• **Dataset excerpts**
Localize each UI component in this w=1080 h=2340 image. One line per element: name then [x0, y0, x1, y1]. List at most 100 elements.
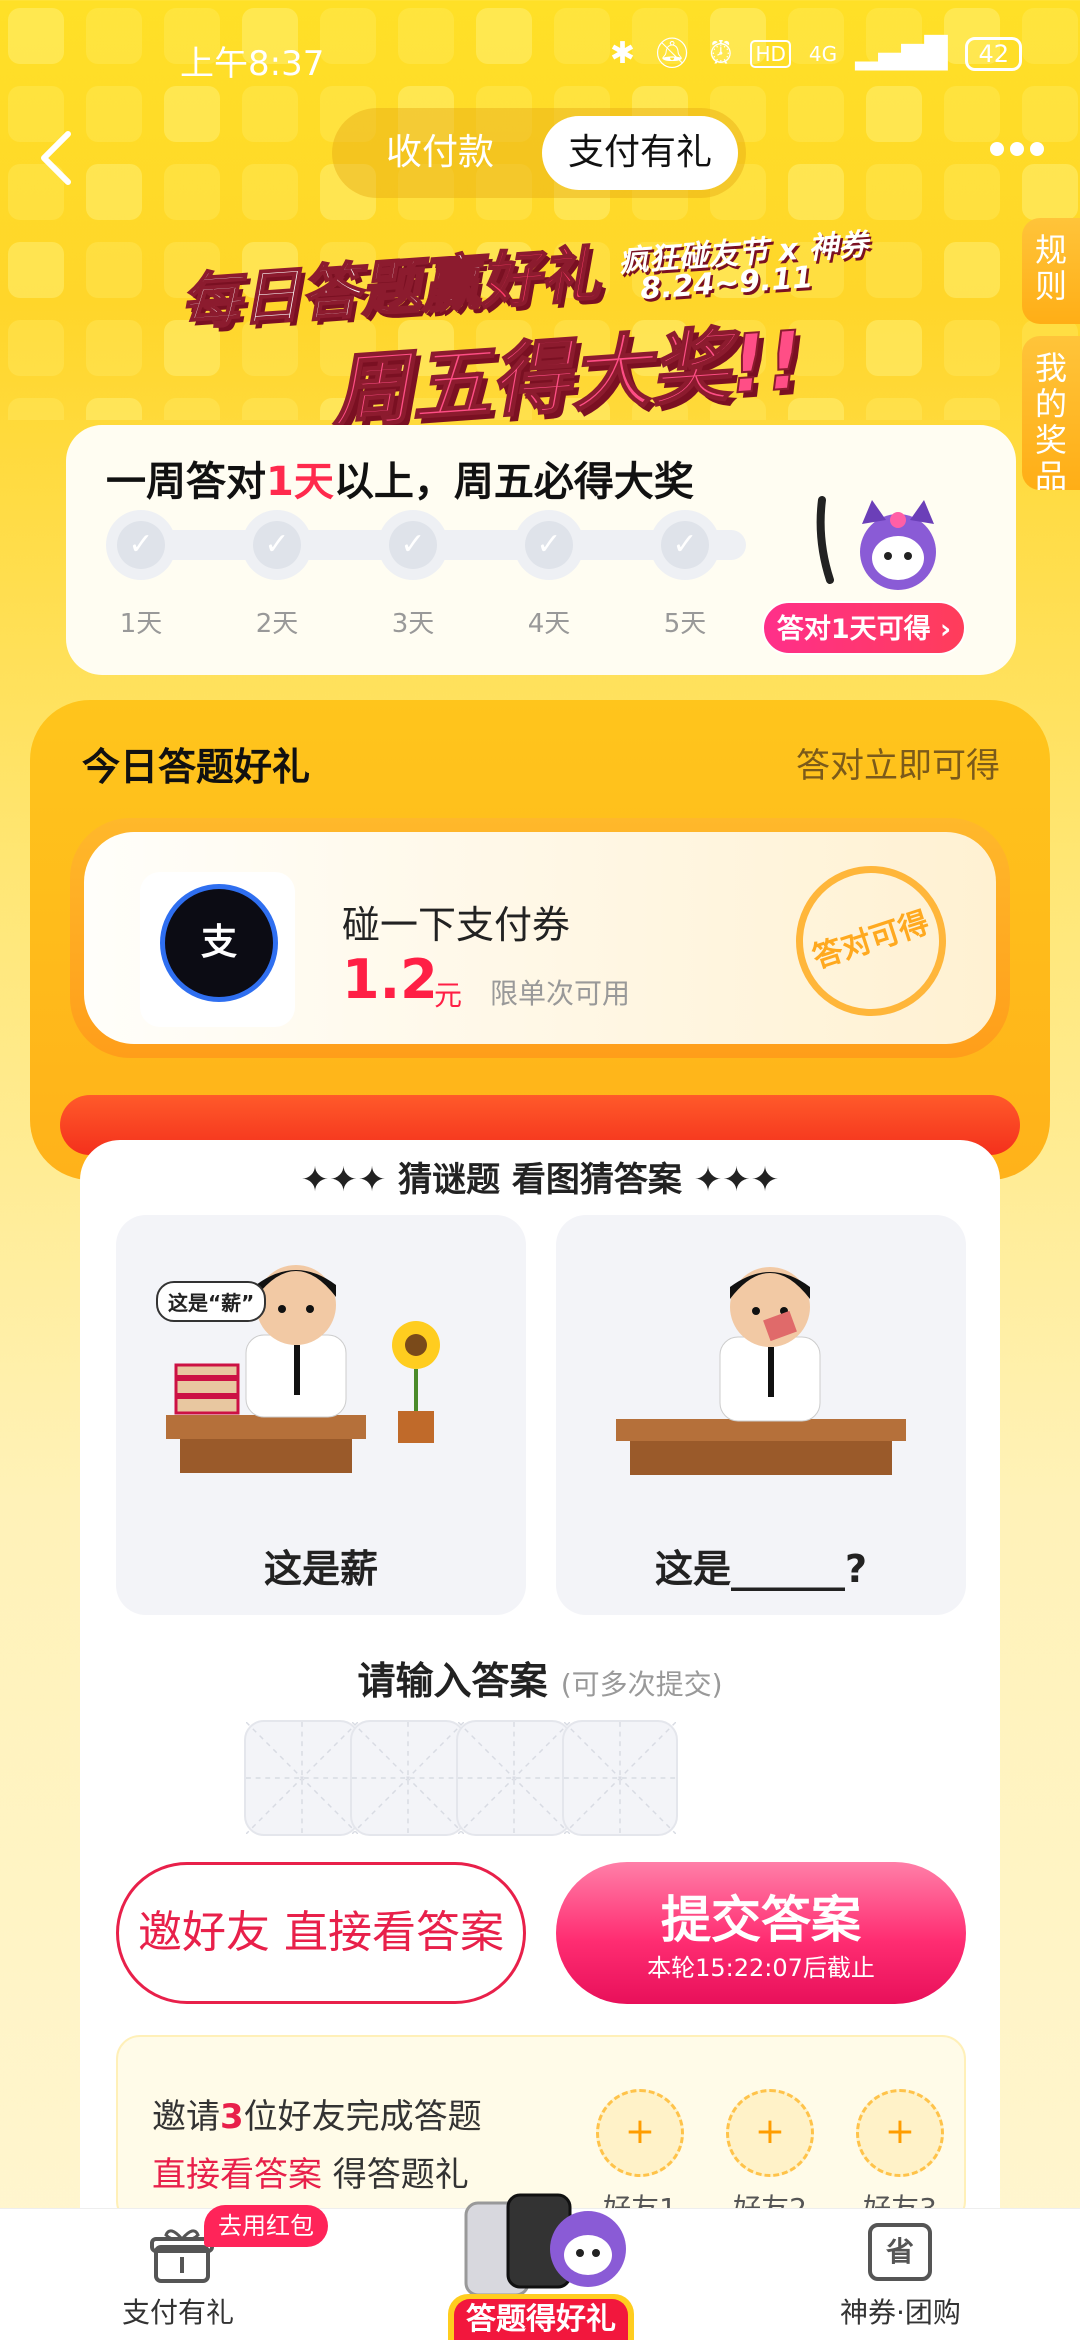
add-friend-2-icon[interactable]: +: [726, 2089, 814, 2177]
coupon-logo: 支: [140, 872, 295, 1027]
bg-tile: [788, 164, 844, 220]
add-friend-1-icon[interactable]: +: [596, 2089, 684, 2177]
coupon-inner: 支 碰一下支付券 1.2 元 限单次可用 答对可得: [84, 832, 996, 1044]
grid-guide-icon: [351, 1721, 465, 1835]
today-title: 今日答题好礼: [82, 745, 311, 789]
coupon-card: 支 碰一下支付券 1.2 元 限单次可用 答对可得: [70, 818, 1010, 1058]
bg-tile: [944, 320, 1000, 376]
check-icon: ✓: [661, 521, 709, 569]
day-dot-4: ✓: [514, 510, 584, 580]
riddle-illustration-1: [166, 1265, 440, 1473]
bg-tile: [86, 320, 142, 376]
coupon-name: 碰一下支付券: [342, 903, 571, 947]
bg-tile: [86, 398, 142, 420]
add-friend-3-icon[interactable]: +: [856, 2089, 944, 2177]
today-subtitle: 答对立即可得: [796, 746, 1000, 786]
grid-guide-icon: [563, 1721, 677, 1835]
rules-label: 规则: [1034, 231, 1067, 305]
day-label: 3天: [391, 609, 435, 639]
invite-friends-button[interactable]: 邀好友 直接看答案: [116, 1862, 526, 2004]
invite-line1-post: 位好友完成答题: [243, 2097, 482, 2137]
answer-char-box-3[interactable]: [456, 1720, 572, 1836]
invite-line2-highlight: 直接看答案: [152, 2155, 322, 2195]
tab-pay-rewards[interactable]: 支付有礼: [542, 116, 738, 190]
nav-label-quiz-rewards: 答题得好礼: [454, 2299, 628, 2340]
bg-tile: [8, 242, 64, 298]
bg-tile: [1022, 164, 1078, 220]
puzzle-card: ✦✦✦ 猜谜题 看图猜答案 ✦✦✦ 这是“薪” 这是薪 这是______? 请输…: [80, 1140, 1000, 2225]
my-prizes-label: 我的奖品: [1034, 349, 1067, 495]
invite-line-1: 邀请3位好友完成答题: [152, 2089, 482, 2138]
banner-line1-b: 好礼: [477, 238, 604, 318]
riddle-label-1: 这是薪: [263, 1547, 378, 1591]
bg-tile: [8, 320, 64, 376]
header-segmented-control: 收付款 支付有礼: [332, 108, 746, 198]
answer-input-label: 请输入答案 (可多次提交): [80, 1650, 1000, 1705]
prize-condition-button[interactable]: 答对1天可得 ›: [762, 601, 966, 655]
answer-to-get-stamp: 答对可得: [776, 846, 966, 1036]
nav-label-vouchers: 神券·团购: [840, 2296, 961, 2329]
bg-tile: [164, 164, 220, 220]
speech-bubble: 这是“薪”: [156, 1281, 267, 1322]
mute-icon: 🔕︎: [652, 36, 692, 71]
weekly-title-pre: 一周答对: [106, 459, 266, 505]
check-icon: ✓: [389, 521, 437, 569]
red-packet-badge: 去用红包: [204, 2205, 328, 2247]
riddle-image-card-1: 这是“薪” 这是薪: [116, 1215, 526, 1615]
hd-icon: HD: [750, 39, 791, 68]
bg-tile: [944, 164, 1000, 220]
more-options-icon[interactable]: [990, 142, 1044, 156]
status-bar: 上午8:37 ✱ 🔕︎ ⏰︎ HD 4G ▂▄▆█ 42: [0, 0, 1080, 120]
alarm-icon: ⏰︎: [709, 36, 733, 71]
coupon-amount: 1.2: [342, 948, 438, 1011]
bg-tile: [242, 164, 298, 220]
battery-icon: 42: [965, 36, 1022, 71]
day-dot-1: ✓: [106, 510, 176, 580]
day-dot-5: ✓: [650, 510, 720, 580]
submit-label: 提交答案: [661, 1891, 861, 1949]
invite-line2-post: 得答题礼: [322, 2155, 469, 2195]
bg-tile: [86, 164, 142, 220]
voucher-icon: 省: [868, 2223, 932, 2281]
submit-answer-button[interactable]: 提交答案 本轮15:22:07后截止: [556, 1862, 966, 2004]
nav-item-quiz-rewards[interactable]: 答题得好礼: [448, 2294, 634, 2340]
signal-icon: ▂▄▆█: [855, 36, 948, 71]
answer-char-box-2[interactable]: [350, 1720, 466, 1836]
check-icon: ✓: [525, 521, 573, 569]
answer-input-hint: (可多次提交): [560, 1668, 723, 1701]
day-label: 2天: [255, 609, 299, 639]
day-label: 5天: [663, 609, 707, 639]
event-banner: 每日答题赢好礼 周五得大奖!! 疯狂碰友节 x 神券 8.24~9.11: [177, 220, 900, 440]
weekly-title-post: 以上，周五必得大奖: [333, 459, 694, 505]
answer-char-box-1[interactable]: [244, 1720, 360, 1836]
my-prizes-button[interactable]: 我的奖品: [1022, 336, 1080, 494]
coupon-unit: 元: [434, 979, 463, 1012]
tab-collect-pay[interactable]: 收付款: [340, 116, 540, 190]
nav-item-vouchers[interactable]: 省 神券·团购: [830, 2209, 970, 2340]
rules-button[interactable]: 规则: [1022, 218, 1080, 324]
alipay-tap-icon: 支: [160, 884, 278, 1002]
riddle-illustration-2: [616, 1267, 906, 1475]
bg-tile: [944, 398, 1000, 420]
grid-guide-icon: [245, 1721, 359, 1835]
bluetooth-icon: ✱: [609, 36, 635, 71]
answer-char-box-4[interactable]: [562, 1720, 678, 1836]
day-dot-2: ✓: [242, 510, 312, 580]
prize-phone-doll-image: [464, 2193, 626, 2294]
riddle-image-card-2: 这是______?: [556, 1215, 966, 1615]
puzzle-title: ✦✦✦ 猜谜题 看图猜答案 ✦✦✦: [300, 1160, 780, 1200]
bg-tile: [8, 398, 64, 420]
nav-label-pay-rewards: 支付有礼: [122, 2296, 235, 2329]
check-icon: ✓: [253, 521, 301, 569]
status-time: 上午8:37: [180, 44, 325, 84]
network-icon: 4G: [808, 41, 838, 66]
today-reward-card: 今日答题好礼 答对立即可得 支 碰一下支付券 1.2 元 限单次可用 答对可得: [30, 700, 1050, 1180]
invite-count: 3: [220, 2097, 244, 2137]
day-label: 1天: [119, 609, 163, 639]
weekly-title: 一周答对1天以上，周五必得大奖: [106, 449, 694, 507]
invite-line-2: 直接看答案 得答题礼: [152, 2147, 469, 2196]
answer-input-title: 请输入答案: [357, 1659, 548, 1703]
back-arrow-icon[interactable]: [36, 128, 76, 188]
prize-umbrella-doll-image: [816, 496, 936, 590]
weekly-progress-card: 一周答对1天以上，周五必得大奖 ✓ ✓ ✓ ✓ ✓ 1天 2天 3天 4天 5天…: [66, 425, 1016, 675]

• **Task to complete**
Copy out every one of the lines above character for character, leaving out the picture.

• **Reply to the exercise**
Localize each UI component in this w=1080 h=2340 image. One line per element: name then [x0, y0, x1, y1]. List at most 100 elements.
add-friend-2-icon[interactable]: +: [726, 2089, 814, 2177]
coupon-logo: 支: [140, 872, 295, 1027]
bg-tile: [788, 164, 844, 220]
add-friend-1-icon[interactable]: +: [596, 2089, 684, 2177]
coupon-inner: 支 碰一下支付券 1.2 元 限单次可用 答对可得: [84, 832, 996, 1044]
grid-guide-icon: [351, 1721, 465, 1835]
today-title: 今日答题好礼: [82, 745, 311, 789]
coupon-card: 支 碰一下支付券 1.2 元 限单次可用 答对可得: [70, 818, 1010, 1058]
bg-tile: [944, 320, 1000, 376]
check-icon: ✓: [661, 521, 709, 569]
day-dot-4: ✓: [514, 510, 584, 580]
riddle-illustration-1: [166, 1265, 440, 1473]
bg-tile: [86, 320, 142, 376]
coupon-name: 碰一下支付券: [342, 903, 571, 947]
bg-tile: [86, 398, 142, 420]
add-friend-3-icon[interactable]: +: [856, 2089, 944, 2177]
today-subtitle: 答对立即可得: [796, 746, 1000, 786]
grid-guide-icon: [563, 1721, 677, 1835]
rules-label: 规则: [1034, 231, 1067, 305]
day-label: 3天: [391, 609, 435, 639]
invite-friends-button[interactable]: 邀好友 直接看答案: [116, 1862, 526, 2004]
invite-line1-post: 位好友完成答题: [243, 2097, 482, 2137]
answer-char-box-3[interactable]: [456, 1720, 572, 1836]
invite-line2-highlight: 直接看答案: [152, 2155, 322, 2195]
tab-pay-rewards[interactable]: 支付有礼: [542, 116, 738, 190]
nav-label-quiz-rewards: 答题得好礼: [454, 2299, 628, 2340]
bg-tile: [8, 242, 64, 298]
bg-tile: [1022, 164, 1078, 220]
puzzle-card: ✦✦✦ 猜谜题 看图猜答案 ✦✦✦ 这是“薪” 这是薪 这是______? 请输…: [80, 1140, 1000, 2225]
my-prizes-label: 我的奖品: [1034, 349, 1067, 495]
invite-line-1: 邀请3位好友完成答题: [152, 2089, 482, 2138]
banner-line1-b: 好礼: [477, 238, 604, 318]
riddle-label-1: 这是薪: [263, 1547, 378, 1591]
bg-tile: [8, 320, 64, 376]
header-segmented-control: 收付款 支付有礼: [332, 108, 746, 198]
answer-input-label: 请输入答案 (可多次提交): [80, 1650, 1000, 1705]
prize-condition-button[interactable]: 答对1天可得 ›: [762, 601, 966, 655]
answer-to-get-stamp: 答对可得: [776, 846, 966, 1036]
nav-label-vouchers: 神券·团购: [840, 2296, 961, 2329]
bg-tile: [164, 164, 220, 220]
speech-bubble: 这是“薪”: [156, 1281, 267, 1322]
mute-icon: 🔕︎: [652, 36, 692, 71]
weekly-title-pre: 一周答对: [106, 459, 266, 505]
check-icon: ✓: [389, 521, 437, 569]
red-packet-badge: 去用红包: [204, 2205, 328, 2247]
riddle-image-card-1: 这是“薪” 这是薪: [116, 1215, 526, 1615]
hd-icon: HD: [750, 39, 791, 68]
bg-tile: [944, 164, 1000, 220]
more-options-icon[interactable]: [990, 142, 1044, 156]
status-bar: 上午8:37 ✱ 🔕︎ ⏰︎ HD 4G ▂▄▆█ 42: [0, 0, 1080, 120]
alarm-icon: ⏰︎: [709, 36, 733, 71]
coupon-amount: 1.2: [342, 948, 438, 1011]
bg-tile: [242, 164, 298, 220]
battery-icon: 42: [965, 36, 1022, 71]
day-dot-1: ✓: [106, 510, 176, 580]
day-dot-5: ✓: [650, 510, 720, 580]
submit-label: 提交答案: [661, 1891, 861, 1949]
invite-line2-post: 得答题礼: [322, 2155, 469, 2195]
bg-tile: [86, 164, 142, 220]
voucher-icon: 省: [868, 2223, 932, 2281]
submit-answer-button[interactable]: 提交答案 本轮15:22:07后截止: [556, 1862, 966, 2004]
nav-item-quiz-rewards[interactable]: 答题得好礼: [448, 2294, 634, 2340]
signal-icon: ▂▄▆█: [855, 36, 948, 71]
answer-char-box-2[interactable]: [350, 1720, 466, 1836]
check-icon: ✓: [525, 521, 573, 569]
answer-input-hint: (可多次提交): [560, 1668, 723, 1701]
day-label: 2天: [255, 609, 299, 639]
day-label: 5天: [663, 609, 707, 639]
event-banner: 每日答题赢好礼 周五得大奖!! 疯狂碰友节 x 神券 8.24~9.11: [177, 220, 900, 440]
weekly-title-post: 以上，周五必得大奖: [333, 459, 694, 505]
answer-char-box-1[interactable]: [244, 1720, 360, 1836]
my-prizes-button[interactable]: 我的奖品: [1022, 336, 1080, 494]
coupon-unit: 元: [434, 979, 463, 1012]
tab-collect-pay[interactable]: 收付款: [340, 116, 540, 190]
nav-item-vouchers[interactable]: 省 神券·团购: [830, 2209, 970, 2340]
rules-button[interactable]: 规则: [1022, 218, 1080, 324]
alipay-tap-icon: 支: [160, 884, 278, 1002]
riddle-illustration-2: [616, 1267, 906, 1475]
bg-tile: [944, 398, 1000, 420]
grid-guide-icon: [245, 1721, 359, 1835]
bluetooth-icon: ✱: [609, 36, 635, 71]
answer-char-box-4[interactable]: [562, 1720, 678, 1836]
day-dot-2: ✓: [242, 510, 312, 580]
prize-phone-doll-image: [464, 2193, 626, 2294]
riddle-image-card-2: 这是______?: [556, 1215, 966, 1615]
puzzle-title: ✦✦✦ 猜谜题 看图猜答案 ✦✦✦: [300, 1160, 780, 1200]
bg-tile: [8, 398, 64, 420]
nav-label-pay-rewards: 支付有礼: [122, 2296, 235, 2329]
check-icon: ✓: [253, 521, 301, 569]
status-time: 上午8:37: [180, 44, 325, 84]
network-icon: 4G: [808, 41, 838, 66]
today-reward-card: 今日答题好礼 答对立即可得 支 碰一下支付券 1.2 元 限单次可用 答对可得: [30, 700, 1050, 1180]
invite-count: 3: [220, 2097, 244, 2137]
day-label: 1天: [119, 609, 163, 639]
weekly-title: 一周答对1天以上，周五必得大奖: [106, 449, 694, 507]
invite-line-2: 直接看答案 得答题礼: [152, 2147, 469, 2196]
answer-input-title: 请输入答案: [357, 1659, 548, 1703]
back-arrow-icon[interactable]: [36, 128, 76, 188]
prize-umbrella-doll-image: [816, 496, 936, 590]
weekly-progress-card: 一周答对1天以上，周五必得大奖 ✓ ✓ ✓ ✓ ✓ 1天 2天 3天 4天 5天…: [66, 425, 1016, 675]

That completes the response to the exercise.